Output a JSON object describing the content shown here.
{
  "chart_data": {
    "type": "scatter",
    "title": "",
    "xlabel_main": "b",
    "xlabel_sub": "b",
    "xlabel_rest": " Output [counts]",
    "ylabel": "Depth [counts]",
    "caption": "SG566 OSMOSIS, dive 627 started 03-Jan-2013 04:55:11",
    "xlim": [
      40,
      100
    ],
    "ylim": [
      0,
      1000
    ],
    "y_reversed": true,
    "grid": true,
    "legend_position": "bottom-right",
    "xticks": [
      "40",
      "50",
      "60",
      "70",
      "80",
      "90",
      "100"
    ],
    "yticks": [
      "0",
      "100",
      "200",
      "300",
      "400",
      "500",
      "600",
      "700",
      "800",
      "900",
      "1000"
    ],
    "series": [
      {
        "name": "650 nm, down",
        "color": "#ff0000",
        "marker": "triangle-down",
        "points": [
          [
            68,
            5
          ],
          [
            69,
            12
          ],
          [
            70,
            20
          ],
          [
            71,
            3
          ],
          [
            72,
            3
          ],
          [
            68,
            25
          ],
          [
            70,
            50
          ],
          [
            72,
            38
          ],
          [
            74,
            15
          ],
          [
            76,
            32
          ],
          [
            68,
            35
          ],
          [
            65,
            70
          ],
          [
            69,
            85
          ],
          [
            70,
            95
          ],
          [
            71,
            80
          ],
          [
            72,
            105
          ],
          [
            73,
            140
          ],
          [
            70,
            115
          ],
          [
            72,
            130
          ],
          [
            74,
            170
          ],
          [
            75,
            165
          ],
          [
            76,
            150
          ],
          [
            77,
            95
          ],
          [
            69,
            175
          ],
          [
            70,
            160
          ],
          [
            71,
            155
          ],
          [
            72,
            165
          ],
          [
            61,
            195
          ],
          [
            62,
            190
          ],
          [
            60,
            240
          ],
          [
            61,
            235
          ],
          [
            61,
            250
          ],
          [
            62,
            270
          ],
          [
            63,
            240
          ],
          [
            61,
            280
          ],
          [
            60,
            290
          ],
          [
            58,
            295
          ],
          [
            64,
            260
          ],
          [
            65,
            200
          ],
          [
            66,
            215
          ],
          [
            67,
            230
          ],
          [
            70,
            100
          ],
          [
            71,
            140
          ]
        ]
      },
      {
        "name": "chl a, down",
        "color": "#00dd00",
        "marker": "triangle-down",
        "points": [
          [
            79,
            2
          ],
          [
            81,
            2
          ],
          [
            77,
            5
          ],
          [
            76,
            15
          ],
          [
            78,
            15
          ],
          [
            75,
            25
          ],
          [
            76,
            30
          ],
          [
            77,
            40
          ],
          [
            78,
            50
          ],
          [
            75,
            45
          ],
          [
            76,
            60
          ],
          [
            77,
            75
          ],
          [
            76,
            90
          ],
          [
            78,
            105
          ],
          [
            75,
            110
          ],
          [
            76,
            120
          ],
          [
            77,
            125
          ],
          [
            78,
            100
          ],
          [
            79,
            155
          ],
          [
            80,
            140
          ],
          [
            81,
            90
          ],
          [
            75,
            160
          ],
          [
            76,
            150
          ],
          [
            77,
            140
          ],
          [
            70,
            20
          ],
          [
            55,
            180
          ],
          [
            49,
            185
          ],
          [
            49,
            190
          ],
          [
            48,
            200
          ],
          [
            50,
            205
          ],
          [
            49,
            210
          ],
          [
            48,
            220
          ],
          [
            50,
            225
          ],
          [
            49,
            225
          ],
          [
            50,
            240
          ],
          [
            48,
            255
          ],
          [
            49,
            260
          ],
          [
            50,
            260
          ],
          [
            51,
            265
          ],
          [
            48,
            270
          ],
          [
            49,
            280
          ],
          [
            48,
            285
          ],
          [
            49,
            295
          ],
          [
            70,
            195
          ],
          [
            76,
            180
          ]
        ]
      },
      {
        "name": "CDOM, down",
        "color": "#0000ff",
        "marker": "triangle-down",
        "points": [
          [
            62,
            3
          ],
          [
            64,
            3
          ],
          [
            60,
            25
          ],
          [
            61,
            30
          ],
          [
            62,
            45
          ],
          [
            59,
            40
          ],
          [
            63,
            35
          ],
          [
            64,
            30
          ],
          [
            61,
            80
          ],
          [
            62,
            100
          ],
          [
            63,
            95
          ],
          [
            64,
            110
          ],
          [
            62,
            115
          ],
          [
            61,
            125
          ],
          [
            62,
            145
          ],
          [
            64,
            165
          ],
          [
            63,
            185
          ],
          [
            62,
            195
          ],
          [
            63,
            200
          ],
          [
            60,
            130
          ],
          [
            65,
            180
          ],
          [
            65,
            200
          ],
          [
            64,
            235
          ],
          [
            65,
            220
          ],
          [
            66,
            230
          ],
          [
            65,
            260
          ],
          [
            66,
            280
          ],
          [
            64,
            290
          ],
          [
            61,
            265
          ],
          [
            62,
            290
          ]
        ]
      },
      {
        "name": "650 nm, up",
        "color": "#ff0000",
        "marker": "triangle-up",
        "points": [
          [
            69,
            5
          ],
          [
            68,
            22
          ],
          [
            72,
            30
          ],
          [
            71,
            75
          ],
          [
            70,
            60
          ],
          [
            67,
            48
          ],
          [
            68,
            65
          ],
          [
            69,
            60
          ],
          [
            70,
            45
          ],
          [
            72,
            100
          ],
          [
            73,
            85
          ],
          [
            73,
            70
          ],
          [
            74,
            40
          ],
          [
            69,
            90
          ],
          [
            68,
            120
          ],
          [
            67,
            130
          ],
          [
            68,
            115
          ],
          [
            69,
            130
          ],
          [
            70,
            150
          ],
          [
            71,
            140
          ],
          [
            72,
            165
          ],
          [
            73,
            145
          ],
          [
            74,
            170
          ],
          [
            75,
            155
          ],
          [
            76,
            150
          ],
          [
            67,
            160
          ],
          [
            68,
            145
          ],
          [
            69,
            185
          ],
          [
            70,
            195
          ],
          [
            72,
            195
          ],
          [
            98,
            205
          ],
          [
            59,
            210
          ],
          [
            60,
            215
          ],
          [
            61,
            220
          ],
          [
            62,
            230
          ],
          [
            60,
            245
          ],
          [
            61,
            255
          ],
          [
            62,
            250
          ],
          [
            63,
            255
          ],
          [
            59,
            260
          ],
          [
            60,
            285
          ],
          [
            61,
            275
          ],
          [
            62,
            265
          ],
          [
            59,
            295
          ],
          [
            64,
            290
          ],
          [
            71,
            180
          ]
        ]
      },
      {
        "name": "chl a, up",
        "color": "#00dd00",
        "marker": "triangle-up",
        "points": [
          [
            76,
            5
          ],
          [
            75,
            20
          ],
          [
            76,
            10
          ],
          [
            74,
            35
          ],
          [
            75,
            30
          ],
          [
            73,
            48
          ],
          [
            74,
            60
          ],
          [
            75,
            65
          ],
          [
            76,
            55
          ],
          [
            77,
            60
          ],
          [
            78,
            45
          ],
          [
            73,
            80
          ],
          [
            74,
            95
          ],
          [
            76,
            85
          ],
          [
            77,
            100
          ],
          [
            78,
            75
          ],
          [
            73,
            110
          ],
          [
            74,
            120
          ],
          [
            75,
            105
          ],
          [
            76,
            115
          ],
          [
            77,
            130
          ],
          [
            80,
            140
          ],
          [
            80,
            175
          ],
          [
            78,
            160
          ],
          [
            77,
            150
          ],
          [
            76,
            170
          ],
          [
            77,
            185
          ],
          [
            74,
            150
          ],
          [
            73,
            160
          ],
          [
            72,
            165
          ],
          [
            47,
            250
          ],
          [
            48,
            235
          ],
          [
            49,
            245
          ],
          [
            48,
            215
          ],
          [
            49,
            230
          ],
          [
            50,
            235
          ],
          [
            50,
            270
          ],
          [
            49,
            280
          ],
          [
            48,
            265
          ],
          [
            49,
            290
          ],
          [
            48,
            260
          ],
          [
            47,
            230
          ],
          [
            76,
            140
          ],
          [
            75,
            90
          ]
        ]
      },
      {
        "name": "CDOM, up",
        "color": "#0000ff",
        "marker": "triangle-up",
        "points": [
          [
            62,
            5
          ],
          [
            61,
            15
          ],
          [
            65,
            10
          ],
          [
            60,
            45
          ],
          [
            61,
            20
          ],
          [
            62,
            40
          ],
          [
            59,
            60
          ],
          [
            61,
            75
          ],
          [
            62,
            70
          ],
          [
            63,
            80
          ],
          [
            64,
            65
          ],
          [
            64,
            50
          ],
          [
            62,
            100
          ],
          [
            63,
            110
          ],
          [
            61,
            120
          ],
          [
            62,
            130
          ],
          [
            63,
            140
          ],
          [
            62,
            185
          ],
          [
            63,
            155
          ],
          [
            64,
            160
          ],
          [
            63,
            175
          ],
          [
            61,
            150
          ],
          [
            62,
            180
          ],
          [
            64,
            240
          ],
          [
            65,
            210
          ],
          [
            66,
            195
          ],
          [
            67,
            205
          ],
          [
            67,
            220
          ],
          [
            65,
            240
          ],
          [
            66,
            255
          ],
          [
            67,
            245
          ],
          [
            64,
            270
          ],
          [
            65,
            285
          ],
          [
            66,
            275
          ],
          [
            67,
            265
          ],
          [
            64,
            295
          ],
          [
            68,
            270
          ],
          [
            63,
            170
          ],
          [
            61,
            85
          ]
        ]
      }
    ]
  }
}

### [Problem to solve]
Your answer should be a single number: how many lines of the material contain the word "name".

### [Response to the exercise]
6